Your objective:
Skip every image and restate the data word for word.

Input:
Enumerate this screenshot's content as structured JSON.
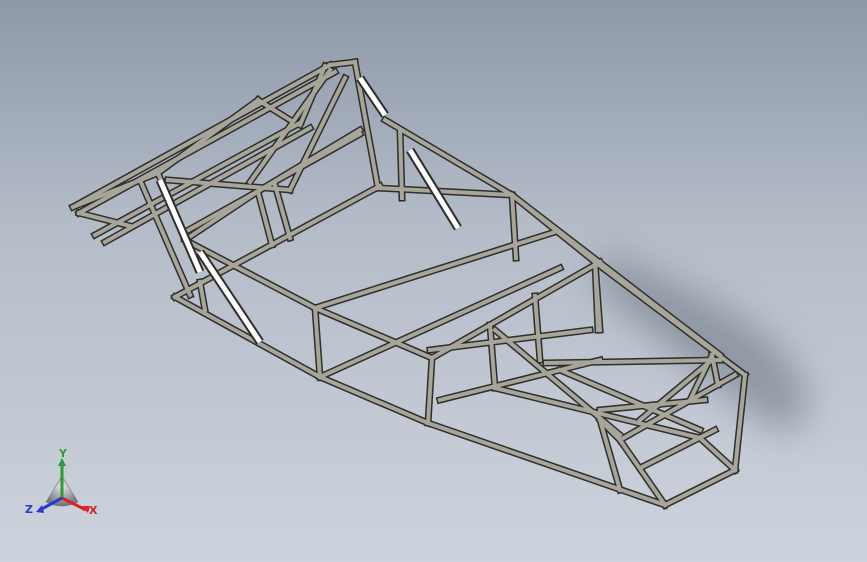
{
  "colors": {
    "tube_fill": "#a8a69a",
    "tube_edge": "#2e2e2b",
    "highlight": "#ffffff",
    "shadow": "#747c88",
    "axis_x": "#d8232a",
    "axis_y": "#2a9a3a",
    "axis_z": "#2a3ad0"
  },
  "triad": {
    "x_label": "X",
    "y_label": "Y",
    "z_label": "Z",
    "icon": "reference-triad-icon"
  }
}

Reply:
Enumerate this screenshot's content as structured JSON.
{
  "colors": {
    "tube_fill": "#a8a69a",
    "tube_edge": "#2e2e2b",
    "highlight": "#ffffff",
    "shadow": "#747c88",
    "axis_x": "#d8232a",
    "axis_y": "#2a9a3a",
    "axis_z": "#2a3ad0"
  },
  "triad": {
    "x_label": "X",
    "y_label": "Y",
    "z_label": "Z",
    "icon": "reference-triad-icon"
  }
}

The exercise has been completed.